:: Отрывок ::

К середине февраля 1944 года обстрел города усилился. За водой на реку стало еще труднее ходить. Но мы в душер адовались и надеялись, что к 23 февраля – Дню Красной армии – наши возьмут Нарву.

В подвале пошли разговоры, что немцы стали взрывать высокие здания. Якобы потому, что с высоты сигналили на тот берег русские лазутчики. Наш пятиэтажный дом тоже считался высоким, и его могли взорвать. Поэтому мама и крестный решили самое необходимое сложить в заплечные мешки и спустить в подвал. Я упросил забрать и бочонок с остатками потрохов: не пропадать же такой вкуснятине!

Но никто из нас не подумал, что если дом взорвут, то подвал наш завалит обломками и мы окажемся заживо погребенными. А немцы, оказывается, подумали, стали очищать подвалы.

Утром 20 февраля, еще затемно, в подвал ворвались два немецких автоматчика и офицер. Он осветил мощным фонариком заспанные лица.

– Кто здесь русские? К стенке! – гаркнул он.

Наступила гробовая тишина. Кроме нас в подвале еще было три семьи русских, не считая русских эстонцев. Все боялись шелохнуться. Солдаты сняли с шеи автоматы, приготовились стрелять. Вдруг поднялся со скамьи старый бородатый эстонец и заявил твердым голосом:

– Я староста подвала и заявляю, что здесь нет русских. Одни эстонцы, знающие русский язык.

Тогда офицер распахнул дверь в подвал и приказал:

– Всем-всем-всем грузиться в машины. Брать с собой только то, что здесь, при вас. В квартиры не заходить – будет расстрел.

:::
:: Выборка данных ::

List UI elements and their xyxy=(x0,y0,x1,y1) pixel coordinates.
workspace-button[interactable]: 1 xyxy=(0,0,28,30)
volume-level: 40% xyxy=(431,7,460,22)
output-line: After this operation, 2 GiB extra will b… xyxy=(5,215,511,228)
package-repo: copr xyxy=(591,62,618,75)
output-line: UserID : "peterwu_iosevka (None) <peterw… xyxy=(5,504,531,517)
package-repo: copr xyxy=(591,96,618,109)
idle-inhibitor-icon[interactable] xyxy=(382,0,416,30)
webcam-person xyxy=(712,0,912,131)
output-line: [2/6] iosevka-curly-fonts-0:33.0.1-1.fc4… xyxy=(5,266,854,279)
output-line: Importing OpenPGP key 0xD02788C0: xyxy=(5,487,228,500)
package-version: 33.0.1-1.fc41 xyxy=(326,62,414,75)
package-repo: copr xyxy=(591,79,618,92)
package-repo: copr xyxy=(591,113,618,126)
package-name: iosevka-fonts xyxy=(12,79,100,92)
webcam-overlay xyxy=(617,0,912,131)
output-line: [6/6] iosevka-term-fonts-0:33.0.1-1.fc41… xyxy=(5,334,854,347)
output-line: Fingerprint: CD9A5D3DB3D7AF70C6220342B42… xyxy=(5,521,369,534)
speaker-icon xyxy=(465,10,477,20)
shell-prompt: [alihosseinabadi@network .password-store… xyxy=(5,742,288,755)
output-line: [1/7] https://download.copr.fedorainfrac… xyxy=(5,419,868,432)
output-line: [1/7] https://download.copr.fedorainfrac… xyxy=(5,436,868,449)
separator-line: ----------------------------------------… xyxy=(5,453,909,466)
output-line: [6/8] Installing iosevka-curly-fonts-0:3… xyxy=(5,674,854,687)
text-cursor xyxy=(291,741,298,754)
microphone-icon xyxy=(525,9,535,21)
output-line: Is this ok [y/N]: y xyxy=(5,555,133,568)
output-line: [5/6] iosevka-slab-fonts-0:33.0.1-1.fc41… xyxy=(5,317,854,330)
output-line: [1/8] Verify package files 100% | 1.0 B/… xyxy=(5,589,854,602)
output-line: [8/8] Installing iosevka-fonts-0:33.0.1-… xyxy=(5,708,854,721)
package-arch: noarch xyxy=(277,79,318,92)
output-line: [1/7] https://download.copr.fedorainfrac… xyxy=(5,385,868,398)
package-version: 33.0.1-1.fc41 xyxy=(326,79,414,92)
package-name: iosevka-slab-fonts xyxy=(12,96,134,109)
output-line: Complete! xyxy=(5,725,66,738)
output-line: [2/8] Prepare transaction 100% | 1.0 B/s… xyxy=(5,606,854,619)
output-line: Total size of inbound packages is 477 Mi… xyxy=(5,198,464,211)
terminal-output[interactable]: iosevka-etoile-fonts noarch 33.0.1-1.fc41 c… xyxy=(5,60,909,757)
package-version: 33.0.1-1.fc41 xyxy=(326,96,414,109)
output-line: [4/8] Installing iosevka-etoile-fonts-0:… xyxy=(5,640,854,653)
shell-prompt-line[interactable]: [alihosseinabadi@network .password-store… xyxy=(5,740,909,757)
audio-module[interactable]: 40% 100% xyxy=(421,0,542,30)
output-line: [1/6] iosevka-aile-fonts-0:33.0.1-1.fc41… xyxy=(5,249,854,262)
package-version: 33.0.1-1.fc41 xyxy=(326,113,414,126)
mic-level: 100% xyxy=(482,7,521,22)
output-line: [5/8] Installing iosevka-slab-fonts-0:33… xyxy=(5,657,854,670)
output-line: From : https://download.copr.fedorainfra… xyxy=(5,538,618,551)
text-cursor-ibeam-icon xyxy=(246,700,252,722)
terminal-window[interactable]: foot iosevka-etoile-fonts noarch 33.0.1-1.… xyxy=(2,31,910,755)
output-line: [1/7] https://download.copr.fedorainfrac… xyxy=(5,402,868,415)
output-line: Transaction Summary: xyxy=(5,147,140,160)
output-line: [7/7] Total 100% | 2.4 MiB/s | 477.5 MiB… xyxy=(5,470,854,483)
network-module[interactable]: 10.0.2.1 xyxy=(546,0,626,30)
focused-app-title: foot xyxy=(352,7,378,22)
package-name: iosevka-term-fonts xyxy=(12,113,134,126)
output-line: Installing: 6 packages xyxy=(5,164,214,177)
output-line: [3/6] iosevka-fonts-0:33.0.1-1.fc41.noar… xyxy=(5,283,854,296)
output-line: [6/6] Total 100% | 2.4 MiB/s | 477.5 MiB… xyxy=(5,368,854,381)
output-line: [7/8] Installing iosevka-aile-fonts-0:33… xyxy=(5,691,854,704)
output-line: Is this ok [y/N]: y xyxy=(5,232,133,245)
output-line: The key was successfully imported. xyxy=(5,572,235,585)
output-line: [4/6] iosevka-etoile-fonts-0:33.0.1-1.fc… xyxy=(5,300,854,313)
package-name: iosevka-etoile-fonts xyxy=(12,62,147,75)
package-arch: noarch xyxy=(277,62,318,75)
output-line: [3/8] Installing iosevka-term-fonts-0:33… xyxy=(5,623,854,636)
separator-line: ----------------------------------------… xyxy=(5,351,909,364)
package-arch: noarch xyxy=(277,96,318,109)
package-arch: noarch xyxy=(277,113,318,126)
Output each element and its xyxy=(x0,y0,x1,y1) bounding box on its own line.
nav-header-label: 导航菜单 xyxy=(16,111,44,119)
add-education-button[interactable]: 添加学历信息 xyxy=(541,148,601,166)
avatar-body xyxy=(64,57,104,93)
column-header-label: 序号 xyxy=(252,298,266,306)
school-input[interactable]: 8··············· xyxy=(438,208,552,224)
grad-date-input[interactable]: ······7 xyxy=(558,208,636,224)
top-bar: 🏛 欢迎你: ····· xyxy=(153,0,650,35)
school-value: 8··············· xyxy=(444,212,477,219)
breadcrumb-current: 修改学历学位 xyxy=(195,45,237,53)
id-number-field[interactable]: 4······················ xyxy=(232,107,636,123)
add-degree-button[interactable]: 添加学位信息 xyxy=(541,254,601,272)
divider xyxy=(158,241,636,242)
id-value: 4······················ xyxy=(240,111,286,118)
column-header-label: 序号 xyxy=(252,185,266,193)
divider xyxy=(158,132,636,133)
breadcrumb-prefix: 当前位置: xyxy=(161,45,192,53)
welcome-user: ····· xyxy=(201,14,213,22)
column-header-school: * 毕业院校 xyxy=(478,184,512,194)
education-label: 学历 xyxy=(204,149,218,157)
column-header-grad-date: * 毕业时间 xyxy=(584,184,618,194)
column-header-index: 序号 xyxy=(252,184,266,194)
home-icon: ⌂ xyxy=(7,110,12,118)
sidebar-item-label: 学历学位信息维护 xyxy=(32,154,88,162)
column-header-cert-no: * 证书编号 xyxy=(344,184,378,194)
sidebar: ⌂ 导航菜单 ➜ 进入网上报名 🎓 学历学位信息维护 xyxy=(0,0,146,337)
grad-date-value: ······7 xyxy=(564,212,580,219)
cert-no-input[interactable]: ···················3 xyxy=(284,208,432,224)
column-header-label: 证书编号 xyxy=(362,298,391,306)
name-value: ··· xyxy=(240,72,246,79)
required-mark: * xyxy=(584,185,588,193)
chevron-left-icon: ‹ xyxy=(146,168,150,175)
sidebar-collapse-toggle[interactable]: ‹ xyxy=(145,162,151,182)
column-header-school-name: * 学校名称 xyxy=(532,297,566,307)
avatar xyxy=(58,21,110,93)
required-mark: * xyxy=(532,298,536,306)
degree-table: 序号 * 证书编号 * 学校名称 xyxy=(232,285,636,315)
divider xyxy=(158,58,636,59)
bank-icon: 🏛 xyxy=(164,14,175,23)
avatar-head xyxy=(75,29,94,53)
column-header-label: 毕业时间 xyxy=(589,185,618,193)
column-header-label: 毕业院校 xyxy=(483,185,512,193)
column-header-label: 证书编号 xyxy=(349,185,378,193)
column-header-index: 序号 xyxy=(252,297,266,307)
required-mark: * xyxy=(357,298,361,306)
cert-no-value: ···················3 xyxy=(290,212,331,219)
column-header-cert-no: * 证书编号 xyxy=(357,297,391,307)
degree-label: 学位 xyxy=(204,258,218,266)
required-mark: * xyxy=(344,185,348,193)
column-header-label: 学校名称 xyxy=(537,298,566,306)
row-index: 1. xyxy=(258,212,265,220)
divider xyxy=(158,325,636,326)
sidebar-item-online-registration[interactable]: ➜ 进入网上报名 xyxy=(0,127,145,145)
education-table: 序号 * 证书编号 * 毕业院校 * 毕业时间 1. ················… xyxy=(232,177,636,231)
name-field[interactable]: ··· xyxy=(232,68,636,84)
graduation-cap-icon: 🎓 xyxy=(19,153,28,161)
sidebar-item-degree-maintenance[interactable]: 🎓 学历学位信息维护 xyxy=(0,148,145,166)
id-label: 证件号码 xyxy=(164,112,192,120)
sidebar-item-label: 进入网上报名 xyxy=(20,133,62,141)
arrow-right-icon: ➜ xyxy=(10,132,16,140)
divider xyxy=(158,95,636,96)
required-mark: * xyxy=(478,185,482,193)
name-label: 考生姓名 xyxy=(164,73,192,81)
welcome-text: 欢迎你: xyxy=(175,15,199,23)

:::

Ответьте на вопросы по отрывку:
1. Сколько этажей было в доме, о котором говорится в отрывке?
2. Какого числа утром в подвал ворвались немецкие автоматчики и офицер?
3. Кем назвал себя старый бородатый эстонец?
Строки для работы не понадобятся.

=== Полное решение ===
1. Пять.
2. 20 февраля.
3. Старостой подвала.